** START Records to use **

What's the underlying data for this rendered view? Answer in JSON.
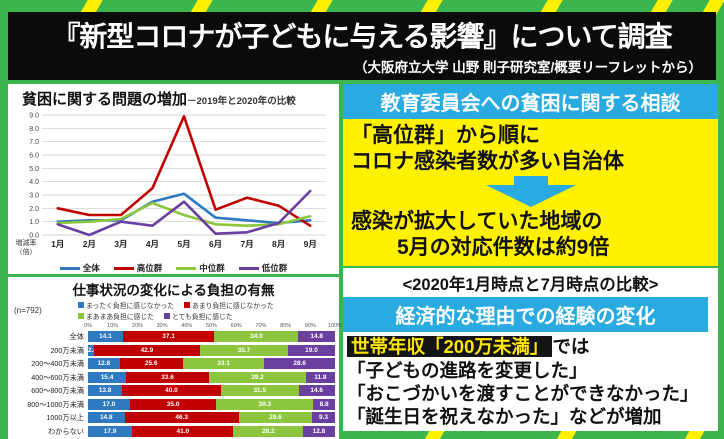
{
  "header": {
    "title": "『新型コロナが子どもに与える影響』について調査",
    "subtitle": "（大阪府立大学 山野 則子研究室/概要リーフレットから）"
  },
  "right": {
    "consult_header": "教育委員会への貧困に関する相談",
    "line1": "「高位群」から順に",
    "line2": "コロナ感染者数が多い自治体",
    "result1": "感染が拡大していた地域の",
    "result2": "5月の対応件数は約9倍",
    "comparison": "<2020年1月時点と7月時点の比較>",
    "econ_header": "経済的な理由での経験の変化",
    "highlight": "世帯年収「200万未満」",
    "highlight_suffix": "では",
    "item1": "「子どもの進路を変更した」",
    "item2": "「おこづかいを渡すことができなかった」",
    "item3": "「誕生日を祝えなかった」などが増加"
  },
  "colors": {
    "background_green": "#3cb54e",
    "stripe_yellow": "#fff100",
    "cyan_accent": "#29abe2",
    "series_blue": "#2e79c0",
    "series_red": "#c00000",
    "series_green": "#8cc63f",
    "series_purple": "#6b3fa0"
  },
  "chart_data": [
    {
      "type": "line",
      "title": "貧困に関する問題の増加",
      "subtitle": "－2019年と2020年の比較",
      "ylabel": "増減率（倍）",
      "x": [
        "1月",
        "2月",
        "3月",
        "4月",
        "5月",
        "6月",
        "7月",
        "8月",
        "9月"
      ],
      "ylim": [
        0,
        9
      ],
      "yticks": [
        "0.0",
        "1.0",
        "2.0",
        "3.0",
        "4.0",
        "5.0",
        "6.0",
        "7.0",
        "8.0",
        "9.0"
      ],
      "grid": true,
      "legend_position": "bottom",
      "series": [
        {
          "name": "全体",
          "color": "#2e79c0",
          "values": [
            1.0,
            1.1,
            1.1,
            2.5,
            3.1,
            1.3,
            1.1,
            0.9,
            1.1
          ]
        },
        {
          "name": "高位群",
          "color": "#c00000",
          "values": [
            2.0,
            1.5,
            1.5,
            3.5,
            8.9,
            1.9,
            2.8,
            2.2,
            0.7
          ]
        },
        {
          "name": "中位群",
          "color": "#8cc63f",
          "values": [
            0.9,
            1.0,
            1.2,
            2.4,
            1.5,
            0.8,
            0.7,
            0.8,
            1.4
          ]
        },
        {
          "name": "低位群",
          "color": "#6b3fa0",
          "values": [
            0.8,
            0.0,
            1.0,
            0.7,
            2.5,
            0.1,
            0.2,
            0.9,
            3.3
          ]
        }
      ]
    },
    {
      "type": "bar",
      "stacked": true,
      "horizontal": true,
      "title": "仕事状況の変化による負担の有無",
      "note": "(n=792)",
      "xlim": [
        0,
        100
      ],
      "xticks": [
        "0%",
        "10%",
        "20%",
        "30%",
        "40%",
        "50%",
        "60%",
        "70%",
        "80%",
        "90%",
        "100%"
      ],
      "categories": [
        "全体",
        "200万未満",
        "200～400万未満",
        "400～600万未満",
        "600～800万未満",
        "800～1000万未満",
        "1000万以上",
        "わからない"
      ],
      "series": [
        {
          "name": "まったく負担に感じなかった",
          "color": "#2e79c0",
          "values": [
            14.1,
            2.4,
            12.8,
            15.4,
            13.8,
            17.0,
            14.8,
            17.9
          ]
        },
        {
          "name": "あまり負担に感じなかった",
          "color": "#c00000",
          "values": [
            37.1,
            42.9,
            25.6,
            33.6,
            40.0,
            35.0,
            46.3,
            41.0
          ]
        },
        {
          "name": "まあまあ負担に感じた",
          "color": "#8cc63f",
          "values": [
            34.0,
            35.7,
            33.1,
            39.2,
            31.5,
            39.3,
            29.6,
            28.2
          ]
        },
        {
          "name": "とても負担に感じた",
          "color": "#6b3fa0",
          "values": [
            14.8,
            19.0,
            28.6,
            11.8,
            14.6,
            8.8,
            9.3,
            12.8
          ]
        }
      ]
    }
  ]
}
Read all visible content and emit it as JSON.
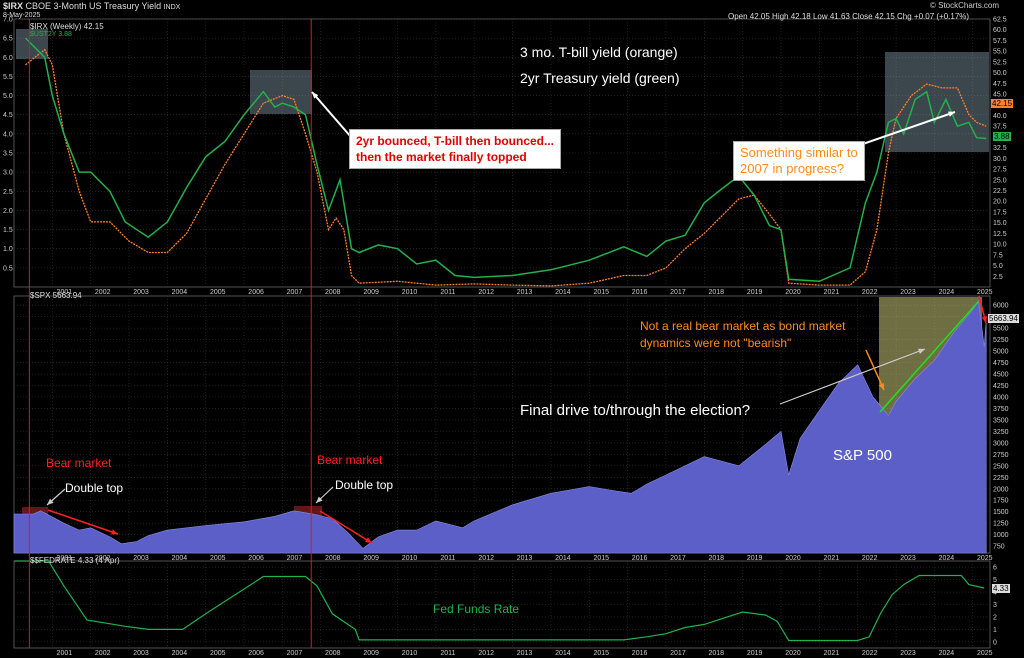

** END Records to use **

*What you are asked to do*. Each line above that holds the string "subtitle" should be copied and shown.

*Answer below*.
    "subtitle": "（大阪府立大学 山野 則子研究室/概要リーフレットから）"
      "subtitle": "－2019年と2020年の比較",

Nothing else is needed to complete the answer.